REQUIREMENT: Report all lines from the entries below in which "construire" appears.

·····

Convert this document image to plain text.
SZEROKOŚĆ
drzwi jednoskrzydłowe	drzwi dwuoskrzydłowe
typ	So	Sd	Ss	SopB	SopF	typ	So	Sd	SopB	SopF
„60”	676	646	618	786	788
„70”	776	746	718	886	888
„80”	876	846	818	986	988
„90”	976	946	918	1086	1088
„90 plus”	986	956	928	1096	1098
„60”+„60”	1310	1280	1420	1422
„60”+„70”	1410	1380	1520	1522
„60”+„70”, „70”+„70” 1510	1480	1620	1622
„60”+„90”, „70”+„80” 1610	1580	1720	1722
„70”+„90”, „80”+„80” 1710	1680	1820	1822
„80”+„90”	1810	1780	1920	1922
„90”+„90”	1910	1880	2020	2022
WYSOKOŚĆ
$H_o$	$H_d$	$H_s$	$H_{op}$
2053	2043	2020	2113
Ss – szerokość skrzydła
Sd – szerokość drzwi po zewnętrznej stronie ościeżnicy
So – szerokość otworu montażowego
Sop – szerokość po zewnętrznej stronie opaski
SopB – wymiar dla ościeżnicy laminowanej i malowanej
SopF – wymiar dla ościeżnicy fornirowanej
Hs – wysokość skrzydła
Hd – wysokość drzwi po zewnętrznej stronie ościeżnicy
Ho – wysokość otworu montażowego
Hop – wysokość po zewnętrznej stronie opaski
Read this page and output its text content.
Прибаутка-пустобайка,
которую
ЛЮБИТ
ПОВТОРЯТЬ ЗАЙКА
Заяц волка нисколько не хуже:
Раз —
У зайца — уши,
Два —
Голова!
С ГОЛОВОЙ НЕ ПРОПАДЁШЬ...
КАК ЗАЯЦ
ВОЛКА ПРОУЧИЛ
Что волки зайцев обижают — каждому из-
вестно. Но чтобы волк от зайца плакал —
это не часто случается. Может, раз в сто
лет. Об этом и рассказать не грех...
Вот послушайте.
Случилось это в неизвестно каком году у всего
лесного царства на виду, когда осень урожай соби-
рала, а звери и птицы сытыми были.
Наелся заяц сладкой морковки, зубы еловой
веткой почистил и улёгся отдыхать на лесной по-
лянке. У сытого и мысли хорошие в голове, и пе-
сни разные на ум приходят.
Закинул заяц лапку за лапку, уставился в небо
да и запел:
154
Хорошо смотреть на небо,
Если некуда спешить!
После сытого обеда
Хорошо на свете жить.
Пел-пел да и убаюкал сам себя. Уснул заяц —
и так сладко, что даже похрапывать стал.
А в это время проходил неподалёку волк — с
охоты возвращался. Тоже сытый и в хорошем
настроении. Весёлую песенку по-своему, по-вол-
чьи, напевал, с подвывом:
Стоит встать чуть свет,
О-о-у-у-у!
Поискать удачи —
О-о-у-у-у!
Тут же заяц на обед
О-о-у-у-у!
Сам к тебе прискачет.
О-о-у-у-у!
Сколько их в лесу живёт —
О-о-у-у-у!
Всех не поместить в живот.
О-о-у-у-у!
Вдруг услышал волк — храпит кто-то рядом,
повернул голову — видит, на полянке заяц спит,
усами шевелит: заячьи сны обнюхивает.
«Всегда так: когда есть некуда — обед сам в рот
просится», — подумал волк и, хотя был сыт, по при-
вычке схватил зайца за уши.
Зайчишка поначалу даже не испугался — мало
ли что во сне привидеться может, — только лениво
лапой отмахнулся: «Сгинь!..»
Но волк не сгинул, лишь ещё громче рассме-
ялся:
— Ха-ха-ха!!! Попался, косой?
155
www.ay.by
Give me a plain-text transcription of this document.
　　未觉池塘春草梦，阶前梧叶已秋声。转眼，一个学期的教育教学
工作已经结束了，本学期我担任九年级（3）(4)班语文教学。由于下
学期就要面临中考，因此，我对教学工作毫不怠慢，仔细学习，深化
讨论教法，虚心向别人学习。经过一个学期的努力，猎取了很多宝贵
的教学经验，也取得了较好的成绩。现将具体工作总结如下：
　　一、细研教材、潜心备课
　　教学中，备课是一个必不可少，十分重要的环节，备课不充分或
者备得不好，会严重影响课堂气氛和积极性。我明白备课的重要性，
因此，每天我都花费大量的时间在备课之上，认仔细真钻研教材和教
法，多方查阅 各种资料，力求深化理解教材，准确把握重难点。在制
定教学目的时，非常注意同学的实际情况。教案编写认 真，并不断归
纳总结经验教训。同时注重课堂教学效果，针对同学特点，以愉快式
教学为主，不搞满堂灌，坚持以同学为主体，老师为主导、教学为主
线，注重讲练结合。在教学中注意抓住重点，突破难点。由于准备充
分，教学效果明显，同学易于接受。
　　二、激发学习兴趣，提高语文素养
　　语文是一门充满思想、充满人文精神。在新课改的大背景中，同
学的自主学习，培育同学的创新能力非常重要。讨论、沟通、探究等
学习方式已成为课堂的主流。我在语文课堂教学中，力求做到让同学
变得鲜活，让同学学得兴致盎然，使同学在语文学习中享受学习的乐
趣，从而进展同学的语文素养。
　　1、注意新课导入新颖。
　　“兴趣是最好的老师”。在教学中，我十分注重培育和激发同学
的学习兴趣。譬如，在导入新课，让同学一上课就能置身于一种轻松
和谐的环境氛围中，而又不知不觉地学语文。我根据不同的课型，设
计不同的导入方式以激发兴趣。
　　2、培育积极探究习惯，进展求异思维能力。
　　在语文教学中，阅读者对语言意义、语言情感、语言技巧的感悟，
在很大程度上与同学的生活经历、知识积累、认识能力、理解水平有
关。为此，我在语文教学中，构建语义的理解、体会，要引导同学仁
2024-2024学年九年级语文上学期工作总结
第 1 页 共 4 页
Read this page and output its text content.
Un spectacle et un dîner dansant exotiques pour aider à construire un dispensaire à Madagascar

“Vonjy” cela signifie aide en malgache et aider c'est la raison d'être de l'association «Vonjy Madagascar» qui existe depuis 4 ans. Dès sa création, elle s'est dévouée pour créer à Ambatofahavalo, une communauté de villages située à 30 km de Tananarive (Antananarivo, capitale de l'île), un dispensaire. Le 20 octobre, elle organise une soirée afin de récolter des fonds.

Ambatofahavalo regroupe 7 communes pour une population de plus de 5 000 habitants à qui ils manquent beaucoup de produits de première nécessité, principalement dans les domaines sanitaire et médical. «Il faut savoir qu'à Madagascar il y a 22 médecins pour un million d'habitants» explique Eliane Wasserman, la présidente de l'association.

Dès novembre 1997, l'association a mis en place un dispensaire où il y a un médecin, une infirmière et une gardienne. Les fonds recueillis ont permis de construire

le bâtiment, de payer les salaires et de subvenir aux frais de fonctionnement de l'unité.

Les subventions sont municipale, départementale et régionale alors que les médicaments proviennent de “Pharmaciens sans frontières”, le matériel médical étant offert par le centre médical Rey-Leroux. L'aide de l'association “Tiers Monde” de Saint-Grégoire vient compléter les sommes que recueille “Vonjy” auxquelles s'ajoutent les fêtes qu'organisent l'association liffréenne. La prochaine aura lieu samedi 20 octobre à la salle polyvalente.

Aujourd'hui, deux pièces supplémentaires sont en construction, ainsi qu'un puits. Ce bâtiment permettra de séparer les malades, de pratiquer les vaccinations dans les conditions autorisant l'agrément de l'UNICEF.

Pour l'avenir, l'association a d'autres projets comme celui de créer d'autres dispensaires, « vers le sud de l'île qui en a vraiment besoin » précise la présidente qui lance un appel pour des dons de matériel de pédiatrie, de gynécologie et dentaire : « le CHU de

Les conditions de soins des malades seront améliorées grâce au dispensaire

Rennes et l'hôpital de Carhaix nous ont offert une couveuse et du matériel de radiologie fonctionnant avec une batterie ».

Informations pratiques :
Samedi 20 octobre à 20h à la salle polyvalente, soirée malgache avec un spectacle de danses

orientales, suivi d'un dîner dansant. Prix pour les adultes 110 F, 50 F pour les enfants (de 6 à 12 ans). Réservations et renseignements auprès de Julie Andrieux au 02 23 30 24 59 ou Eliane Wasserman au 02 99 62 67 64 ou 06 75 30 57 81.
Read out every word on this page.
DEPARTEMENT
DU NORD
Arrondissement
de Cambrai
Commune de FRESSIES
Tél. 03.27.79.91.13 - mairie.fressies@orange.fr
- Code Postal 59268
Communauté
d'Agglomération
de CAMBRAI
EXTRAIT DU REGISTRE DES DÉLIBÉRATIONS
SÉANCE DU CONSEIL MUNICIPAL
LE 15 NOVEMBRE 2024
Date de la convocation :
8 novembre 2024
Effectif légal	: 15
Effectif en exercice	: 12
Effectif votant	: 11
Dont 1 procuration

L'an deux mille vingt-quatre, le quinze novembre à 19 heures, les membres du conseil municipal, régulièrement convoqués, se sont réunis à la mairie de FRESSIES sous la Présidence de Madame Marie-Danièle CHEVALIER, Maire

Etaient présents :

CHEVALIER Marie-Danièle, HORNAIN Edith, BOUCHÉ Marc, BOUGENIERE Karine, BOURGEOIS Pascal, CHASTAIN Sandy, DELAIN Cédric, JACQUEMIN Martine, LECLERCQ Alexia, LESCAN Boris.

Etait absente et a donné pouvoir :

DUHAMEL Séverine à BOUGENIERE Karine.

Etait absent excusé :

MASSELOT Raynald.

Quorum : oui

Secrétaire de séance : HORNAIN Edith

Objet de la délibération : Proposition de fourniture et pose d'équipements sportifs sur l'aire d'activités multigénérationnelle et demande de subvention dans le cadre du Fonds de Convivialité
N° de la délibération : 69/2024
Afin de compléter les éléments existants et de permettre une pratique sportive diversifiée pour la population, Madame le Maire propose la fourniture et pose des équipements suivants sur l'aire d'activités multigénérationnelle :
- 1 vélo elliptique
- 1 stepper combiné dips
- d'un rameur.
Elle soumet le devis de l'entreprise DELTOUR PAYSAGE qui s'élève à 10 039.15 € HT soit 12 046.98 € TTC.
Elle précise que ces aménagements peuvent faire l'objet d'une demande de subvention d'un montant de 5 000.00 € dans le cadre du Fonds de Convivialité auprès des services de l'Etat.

·····

FINAL RESULT:
Un spectacle et un dîner dansant exotiques pour aider à construire un dispensaire à Madagascar
Dès novembre 1997, l'association a mis en place un dispensaire où il y a un médecin, une infirmière et une gardienne. Les fonds recueillis ont permis de construire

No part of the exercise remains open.